(Your assignment): Continue the text on how romantic love works, picking up after its last sentence.

How Does Romantic Love Work?

Love as Emotion and Motivation

Love, especially “moments of love,” are very emotional (indeed, “love” is the first example most people give when asked to name an emotion). However, love, especially passionate love, may not be a specific emotion in its own right. Rather, passionate love may be better described as a goal-oriented state (the desire for a relationship with a particular partner) that can lead to a variety of emotions depending on the partner’s response. Also, unlike basic emotions, passionate love is not associated with any specific facial expression, it is more focused on a highly specific goal, and it is particularly hard to control (it is almost impossible to make yourself feel passionate love for someone). Similarly, brain scan studies show that passionate love engages a common reward-area brain system across individuals, a system similar to that which becomes active when one takes cocaine, but the emotional parts of the brain show different patterns for different individuals.

Love and Sex

People typically feel sexual desire for a person they passionately love, but they may not feel passionate love for all of the people whom they sexually desire. This distinction between these systems is also seen in studies of neural systems active in brain functioning and in varying behavioral responses in laboratory experiments.

Love and Attachment

Attachment theory posits that a key factor in adult love is whether during infancy one’s primary caregiver (usually one’s mother) provided a secure base for exploration. Research shows that those who had inconsistent caregiving are much more likely to experience intense passionate love as adults; those who had consistent lack of attention in infancy are especially unlikely to experience passionate love. Some evidence also indicates that the brain systems engaged by passionate love may differ according to one’s attachment history.

Self-Expansion

The self-expansion model posits, with research support, that the exhilaration and intense focused attention of passionate love arise from the rapid rate of coming to feel as if the other is part of oneself that is often associated with forming a new romantic relationship, but that companionate love arises from the ongoing greater opportunities offered by the partner and the potential for loss to the self of losing the partner.

Love as a Story

An influential (though little researched) idea is that loving relationships can be described accurately by the people involved through narrative autobiographies, often suggesting culturally prototypical “stories.” For example, the story of a couple locked in constant struggle is common, as is the story of couples growing to love each other over time.

(Source information):
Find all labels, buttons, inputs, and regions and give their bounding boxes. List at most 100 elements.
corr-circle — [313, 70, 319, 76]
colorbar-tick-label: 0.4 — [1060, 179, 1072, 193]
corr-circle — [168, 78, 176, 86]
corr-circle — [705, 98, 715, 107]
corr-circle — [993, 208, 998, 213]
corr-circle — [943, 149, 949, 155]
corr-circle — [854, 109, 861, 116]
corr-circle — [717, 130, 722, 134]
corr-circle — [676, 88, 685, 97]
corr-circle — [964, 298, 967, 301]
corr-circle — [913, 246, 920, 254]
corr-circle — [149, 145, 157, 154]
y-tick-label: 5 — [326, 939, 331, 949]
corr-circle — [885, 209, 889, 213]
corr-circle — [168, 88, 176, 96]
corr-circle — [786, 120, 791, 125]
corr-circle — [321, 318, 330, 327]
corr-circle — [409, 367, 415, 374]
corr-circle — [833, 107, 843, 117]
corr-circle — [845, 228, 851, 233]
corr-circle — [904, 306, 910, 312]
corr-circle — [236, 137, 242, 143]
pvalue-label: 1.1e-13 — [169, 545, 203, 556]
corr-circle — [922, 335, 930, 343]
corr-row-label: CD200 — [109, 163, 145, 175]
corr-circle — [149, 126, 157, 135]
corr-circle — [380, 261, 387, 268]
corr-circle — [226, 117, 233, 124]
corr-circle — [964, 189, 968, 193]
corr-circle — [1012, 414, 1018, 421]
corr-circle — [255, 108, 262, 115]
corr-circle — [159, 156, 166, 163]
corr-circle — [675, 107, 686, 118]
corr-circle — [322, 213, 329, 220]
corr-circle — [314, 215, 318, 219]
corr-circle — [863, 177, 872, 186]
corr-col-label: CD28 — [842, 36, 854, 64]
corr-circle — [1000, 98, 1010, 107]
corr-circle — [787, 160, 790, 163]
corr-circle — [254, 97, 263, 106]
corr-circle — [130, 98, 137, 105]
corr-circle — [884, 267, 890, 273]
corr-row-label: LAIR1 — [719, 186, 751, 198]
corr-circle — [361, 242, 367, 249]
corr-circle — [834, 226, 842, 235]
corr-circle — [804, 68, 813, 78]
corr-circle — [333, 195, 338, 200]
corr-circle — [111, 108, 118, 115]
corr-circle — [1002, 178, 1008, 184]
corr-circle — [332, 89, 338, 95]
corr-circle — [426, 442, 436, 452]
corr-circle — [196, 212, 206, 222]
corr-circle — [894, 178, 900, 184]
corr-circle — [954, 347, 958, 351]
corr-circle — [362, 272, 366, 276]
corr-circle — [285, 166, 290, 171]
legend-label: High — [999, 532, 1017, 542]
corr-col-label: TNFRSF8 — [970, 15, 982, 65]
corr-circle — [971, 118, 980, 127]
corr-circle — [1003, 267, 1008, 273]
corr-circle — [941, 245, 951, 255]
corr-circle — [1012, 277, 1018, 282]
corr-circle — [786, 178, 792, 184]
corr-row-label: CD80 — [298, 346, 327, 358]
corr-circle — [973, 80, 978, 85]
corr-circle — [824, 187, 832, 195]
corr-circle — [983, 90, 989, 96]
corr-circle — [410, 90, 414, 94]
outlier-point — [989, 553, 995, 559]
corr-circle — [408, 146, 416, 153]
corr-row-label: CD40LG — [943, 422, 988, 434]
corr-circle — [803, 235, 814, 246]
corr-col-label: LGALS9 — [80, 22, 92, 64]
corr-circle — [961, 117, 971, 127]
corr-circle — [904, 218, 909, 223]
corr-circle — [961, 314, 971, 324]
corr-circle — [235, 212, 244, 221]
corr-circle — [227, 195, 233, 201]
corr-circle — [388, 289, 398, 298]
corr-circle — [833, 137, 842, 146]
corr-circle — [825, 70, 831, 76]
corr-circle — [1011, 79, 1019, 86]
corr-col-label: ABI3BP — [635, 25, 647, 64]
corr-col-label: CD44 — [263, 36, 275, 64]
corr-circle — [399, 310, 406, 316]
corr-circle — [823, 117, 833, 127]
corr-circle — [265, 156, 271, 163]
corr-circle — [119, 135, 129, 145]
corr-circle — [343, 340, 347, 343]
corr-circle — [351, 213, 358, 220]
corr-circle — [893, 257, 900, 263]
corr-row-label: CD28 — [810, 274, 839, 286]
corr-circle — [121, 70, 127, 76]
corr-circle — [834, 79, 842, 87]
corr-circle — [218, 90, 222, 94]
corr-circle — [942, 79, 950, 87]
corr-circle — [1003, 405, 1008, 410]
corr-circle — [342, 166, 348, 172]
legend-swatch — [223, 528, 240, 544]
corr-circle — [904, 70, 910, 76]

(Response box):
Evolutionary Approaches

One evolutionary view (noted earlier), based on animal studies and some recent brain scanning studies, proposes that passionate romantic love evolved to motivate individuals to select among potential mating partners and focus their courtship attention on these favored individuals, thereby conserving precious courtship and mating time and energy. Another influential line of evolutionary thinking is based on the idea that when choosing a mate, a woman is making a bigger investment than is a man. This approach has emphasized gender differences, for example, in what features are desirable in a mate (across cultures, women give more weight to a man’s social status; men, to a woman’s good looks). Finally, some recent theorists interpret various studies as suggesting that romantic love is an elaboration of the basic bonding system between infants and parents.

References:

  1. Aron, A., Fisher, H., & Strong, G. (2006). Romantic love. In D. Perlman & A. Vangelisti (Eds.), Cambridge handbook of personal relationships (pp. 595-614). Cambridge, UK: Cambridge University Press.
  2. Baumeister, R. F., & Wotman, S. R. (1992). Breaking hearts: The two sides of unrequited love. New York: Guilford Press.
  3. Fisher, H. (2004). Why we love: The nature and chemistry of romantic love. New York: Henry Holt.
  4. Pines, A. M. (1999). Falling in love: Why we choose the lovers we choose. London: Routledge. Tennov, D. (1999). Love and limerence: The experience of being in love. Lanham, MD: Scarborough House.